**Goal**
Format the items from the start of the records through the line containing "x-tick-label: 8 <box>678 473 685 486</box>" as a JSON list of strings, with one string per line and blank lines omitted.

Data listing:
════════
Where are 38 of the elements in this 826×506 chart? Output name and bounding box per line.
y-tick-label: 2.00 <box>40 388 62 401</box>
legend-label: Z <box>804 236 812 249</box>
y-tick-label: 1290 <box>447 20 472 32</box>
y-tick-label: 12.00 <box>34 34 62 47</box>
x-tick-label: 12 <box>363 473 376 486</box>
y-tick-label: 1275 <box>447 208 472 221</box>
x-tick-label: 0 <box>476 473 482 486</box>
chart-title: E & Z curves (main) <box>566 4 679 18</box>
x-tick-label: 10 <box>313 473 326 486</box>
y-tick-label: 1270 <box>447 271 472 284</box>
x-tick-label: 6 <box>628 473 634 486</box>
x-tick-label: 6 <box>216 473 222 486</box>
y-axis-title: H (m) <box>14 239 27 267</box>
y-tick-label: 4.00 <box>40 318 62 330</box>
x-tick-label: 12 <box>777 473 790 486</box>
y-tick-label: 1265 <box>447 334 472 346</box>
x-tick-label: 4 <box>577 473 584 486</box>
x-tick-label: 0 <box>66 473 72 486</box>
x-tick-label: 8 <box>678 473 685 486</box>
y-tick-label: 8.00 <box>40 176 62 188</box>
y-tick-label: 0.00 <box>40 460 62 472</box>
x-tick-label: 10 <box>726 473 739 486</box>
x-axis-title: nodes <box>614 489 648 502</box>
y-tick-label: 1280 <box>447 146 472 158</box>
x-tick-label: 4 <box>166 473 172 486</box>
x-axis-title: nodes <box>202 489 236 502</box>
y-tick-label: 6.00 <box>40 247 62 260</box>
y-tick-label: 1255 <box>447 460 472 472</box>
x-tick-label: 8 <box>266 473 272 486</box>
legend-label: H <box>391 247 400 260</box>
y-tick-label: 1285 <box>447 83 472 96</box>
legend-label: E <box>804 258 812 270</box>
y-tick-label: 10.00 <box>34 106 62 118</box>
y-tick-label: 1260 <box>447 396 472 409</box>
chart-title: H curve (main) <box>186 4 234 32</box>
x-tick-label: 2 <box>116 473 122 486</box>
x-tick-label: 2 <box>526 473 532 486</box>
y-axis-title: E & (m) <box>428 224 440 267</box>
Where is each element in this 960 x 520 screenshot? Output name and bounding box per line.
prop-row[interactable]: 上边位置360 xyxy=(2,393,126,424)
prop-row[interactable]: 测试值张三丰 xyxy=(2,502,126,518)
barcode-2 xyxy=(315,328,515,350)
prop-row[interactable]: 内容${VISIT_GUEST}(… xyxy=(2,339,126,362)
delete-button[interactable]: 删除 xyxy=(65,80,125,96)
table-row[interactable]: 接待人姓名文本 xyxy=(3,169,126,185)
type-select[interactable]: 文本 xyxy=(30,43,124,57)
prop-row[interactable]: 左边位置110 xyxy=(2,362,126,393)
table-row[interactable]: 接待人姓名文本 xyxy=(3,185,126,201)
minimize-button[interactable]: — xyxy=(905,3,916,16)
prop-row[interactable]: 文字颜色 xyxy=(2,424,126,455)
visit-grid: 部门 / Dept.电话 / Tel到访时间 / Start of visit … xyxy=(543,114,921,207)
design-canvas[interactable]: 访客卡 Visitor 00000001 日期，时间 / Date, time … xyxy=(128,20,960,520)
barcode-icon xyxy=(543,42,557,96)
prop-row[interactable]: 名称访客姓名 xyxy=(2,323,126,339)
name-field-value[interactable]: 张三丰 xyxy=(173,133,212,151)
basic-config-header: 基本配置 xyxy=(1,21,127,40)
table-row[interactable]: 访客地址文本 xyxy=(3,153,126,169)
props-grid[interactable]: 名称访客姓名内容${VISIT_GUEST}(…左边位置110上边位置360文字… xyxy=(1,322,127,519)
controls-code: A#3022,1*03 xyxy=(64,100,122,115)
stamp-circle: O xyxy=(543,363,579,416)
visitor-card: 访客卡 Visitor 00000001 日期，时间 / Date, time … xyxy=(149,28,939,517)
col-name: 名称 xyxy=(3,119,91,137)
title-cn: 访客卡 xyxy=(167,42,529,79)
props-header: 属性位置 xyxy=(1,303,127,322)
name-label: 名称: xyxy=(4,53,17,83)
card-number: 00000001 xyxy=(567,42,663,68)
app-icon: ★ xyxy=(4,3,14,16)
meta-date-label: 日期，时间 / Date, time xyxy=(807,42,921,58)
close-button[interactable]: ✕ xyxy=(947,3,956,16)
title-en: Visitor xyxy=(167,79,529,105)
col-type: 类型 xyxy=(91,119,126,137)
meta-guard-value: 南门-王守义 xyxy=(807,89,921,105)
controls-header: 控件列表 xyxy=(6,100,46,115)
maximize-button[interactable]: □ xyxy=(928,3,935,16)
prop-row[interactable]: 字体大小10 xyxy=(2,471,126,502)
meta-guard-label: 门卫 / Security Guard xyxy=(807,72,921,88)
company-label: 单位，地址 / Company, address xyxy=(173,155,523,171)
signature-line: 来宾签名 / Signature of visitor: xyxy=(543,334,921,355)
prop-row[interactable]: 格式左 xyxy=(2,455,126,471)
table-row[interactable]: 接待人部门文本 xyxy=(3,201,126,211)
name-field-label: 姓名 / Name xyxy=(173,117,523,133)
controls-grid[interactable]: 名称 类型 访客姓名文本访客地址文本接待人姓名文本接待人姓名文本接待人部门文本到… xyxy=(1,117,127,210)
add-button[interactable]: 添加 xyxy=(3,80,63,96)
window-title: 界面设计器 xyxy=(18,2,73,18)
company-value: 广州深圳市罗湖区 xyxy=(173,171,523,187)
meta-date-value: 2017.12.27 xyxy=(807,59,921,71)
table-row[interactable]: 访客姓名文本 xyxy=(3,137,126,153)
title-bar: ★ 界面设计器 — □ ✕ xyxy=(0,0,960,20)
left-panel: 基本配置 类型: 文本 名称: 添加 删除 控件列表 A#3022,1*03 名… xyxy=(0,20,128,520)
════════
**Exercise response**
[
  "Where are 38 of the elements in this 826×506 chart? Output name and bounding box per line.",
  "y-tick-label: 2.00 <box>40 388 62 401</box>",
  "legend-label: Z <box>804 236 812 249</box>",
  "y-tick-label: 1290 <box>447 20 472 32</box>",
  "y-tick-label: 12.00 <box>34 34 62 47</box>",
  "x-tick-label: 12 <box>363 473 376 486</box>",
  "y-tick-label: 1275 <box>447 208 472 221</box>",
  "x-tick-label: 0 <box>476 473 482 486</box>",
  "chart-title: E & Z curves (main) <box>566 4 679 18</box>",
  "x-tick-label: 10 <box>313 473 326 486</box>",
  "y-tick-label: 1270 <box>447 271 472 284</box>",
  "x-tick-label: 6 <box>628 473 634 486</box>",
  "x-tick-label: 6 <box>216 473 222 486</box>",
  "y-axis-title: H (m) <box>14 239 27 267</box>",
  "y-tick-label: 4.00 <box>40 318 62 330</box>",
  "x-tick-label: 12 <box>777 473 790 486</box>",
  "y-tick-label: 1265 <box>447 334 472 346</box>",
  "x-tick-label: 4 <box>577 473 584 486</box>",
  "x-tick-label: 0 <box>66 473 72 486</box>",
  "x-tick-label: 8 <box>678 473 685 486</box>"
]